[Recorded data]
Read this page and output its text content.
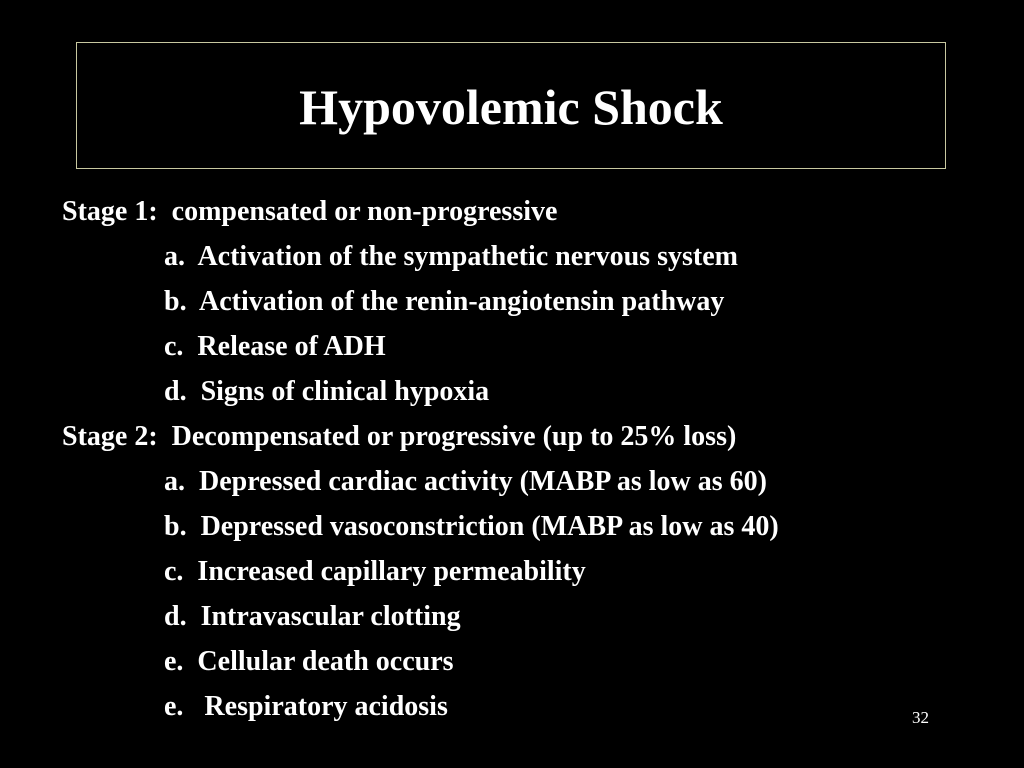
Hypovolemic Shock
Stage 1:  compensated or non-progressive
a.  Activation of the sympathetic nervous system
b.  Activation of the renin-angiotensin pathway
c.  Release of ADH
d.  Signs of clinical hypoxia
Stage 2:  Decompensated or progressive (up to 25% loss)
a.  Depressed cardiac activity (MABP as low as 60)
b.  Depressed vasoconstriction (MABP as low as 40)
c.  Increased capillary permeability
d.  Intravascular clotting
e.  Cellular death occurs
e.   Respiratory acidosis	32
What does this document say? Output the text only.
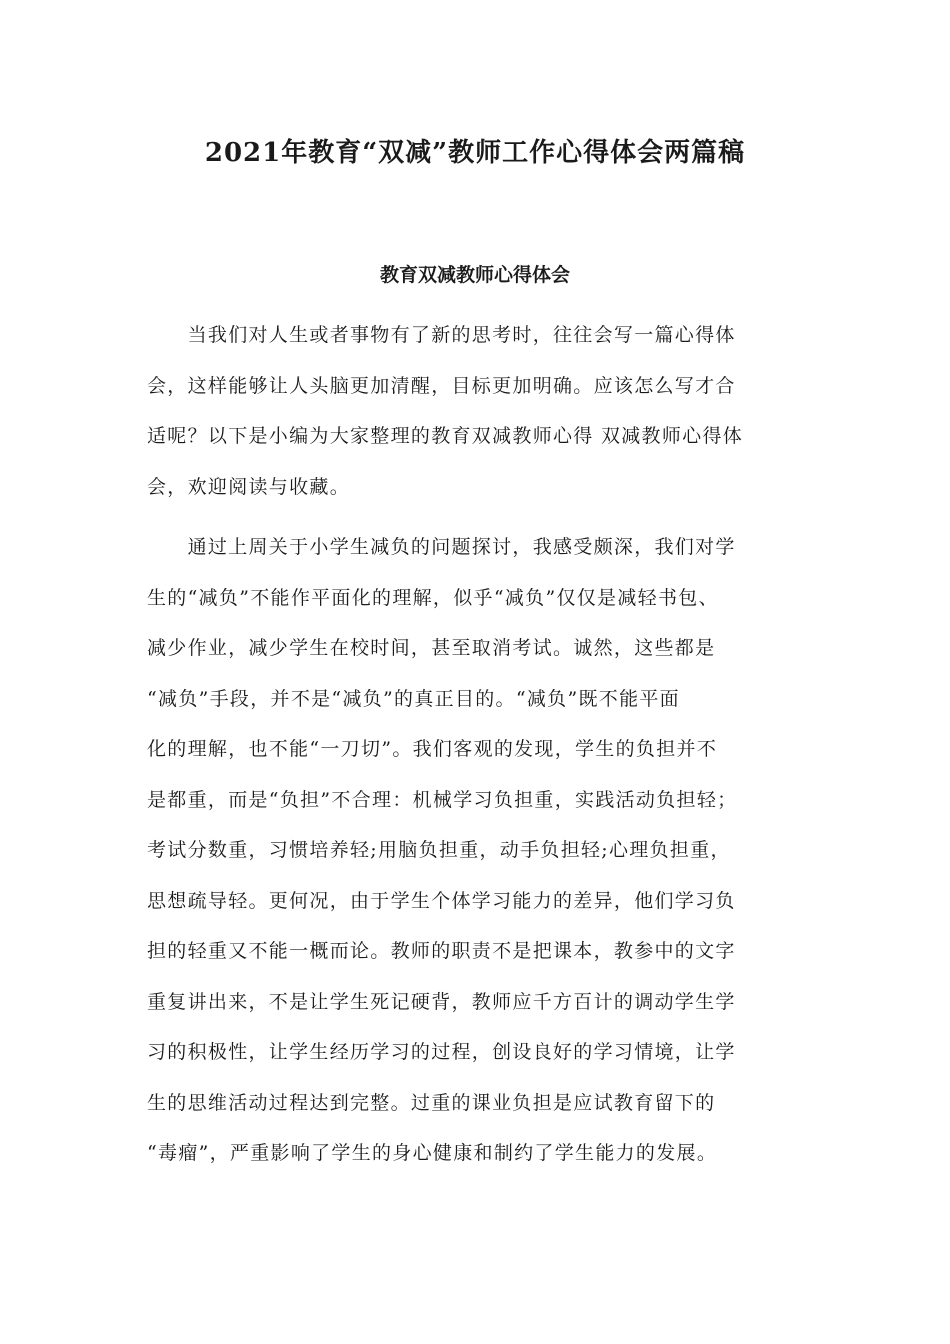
2021年教育“双减”教师工作心得体会两篇稿
教育双减教师心得体会

　　当我们对人生或者事物有了新的思考时，往往会写一篇心得体
会，这样能够让人头脑更加清醒，目标更加明确。应该怎么写才合
适呢？以下是小编为大家整理的教育双减教师心得 双减教师心得体
会，欢迎阅读与收藏。

　　通过上周关于小学生减负的问题探讨，我感受颇深，我们对学
生的“减负”不能作平面化的理解，似乎“减负”仅仅是减轻书包、
减少作业，减少学生在校时间，甚至取消考试。诚然，这些都是
“减负”手段，并不是“减负”的真正目的。“减负”既不能平面
化的理解，也不能“一刀切”。我们客观的发现，学生的负担并不
是都重，而是“负担”不合理：机械学习负担重，实践活动负担轻；
考试分数重，习惯培养轻;用脑负担重，动手负担轻;心理负担重，
思想疏导轻。更何况，由于学生个体学习能力的差异，他们学习负
担的轻重又不能一概而论。教师的职责不是把课本，教参中的文字
重复讲出来，不是让学生死记硬背，教师应千方百计的调动学生学
习的积极性，让学生经历学习的过程，创设良好的学习情境，让学
生的思维活动过程达到完整。过重的课业负担是应试教育留下的
“毒瘤”，严重影响了学生的身心健康和制约了学生能力的发展。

▶ **Your objective**
Write out the entries above word for word. Do not include the pictures.

▶ **Solution to this problem**
Read this page and output its text content.
Hypovolemic Shock
Stage 1:  compensated or non-progressive
a.  Activation of the sympathetic nervous system
b.  Activation of the renin-angiotensin pathway
c.  Release of ADH
d.  Signs of clinical hypoxia
Stage 2:  Decompensated or progressive (up to 25% loss)
a.  Depressed cardiac activity (MABP as low as 60)
b.  Depressed vasoconstriction (MABP as low as 40)
c.  Increased capillary permeability
d.  Intravascular clotting
e.  Cellular death occurs
e.   Respiratory acidosis	32
What does this document say? Output the text only.
2021年教育“双减”教师工作心得体会两篇稿
教育双减教师心得体会

　　当我们对人生或者事物有了新的思考时，往往会写一篇心得体
会，这样能够让人头脑更加清醒，目标更加明确。应该怎么写才合
适呢？以下是小编为大家整理的教育双减教师心得 双减教师心得体
会，欢迎阅读与收藏。

　　通过上周关于小学生减负的问题探讨，我感受颇深，我们对学
生的“减负”不能作平面化的理解，似乎“减负”仅仅是减轻书包、
减少作业，减少学生在校时间，甚至取消考试。诚然，这些都是
“减负”手段，并不是“减负”的真正目的。“减负”既不能平面
化的理解，也不能“一刀切”。我们客观的发现，学生的负担并不
是都重，而是“负担”不合理：机械学习负担重，实践活动负担轻；
考试分数重，习惯培养轻;用脑负担重，动手负担轻;心理负担重，
思想疏导轻。更何况，由于学生个体学习能力的差异，他们学习负
担的轻重又不能一概而论。教师的职责不是把课本，教参中的文字
重复讲出来，不是让学生死记硬背，教师应千方百计的调动学生学
习的积极性，让学生经历学习的过程，创设良好的学习情境，让学
生的思维活动过程达到完整。过重的课业负担是应试教育留下的
“毒瘤”，严重影响了学生的身心健康和制约了学生能力的发展。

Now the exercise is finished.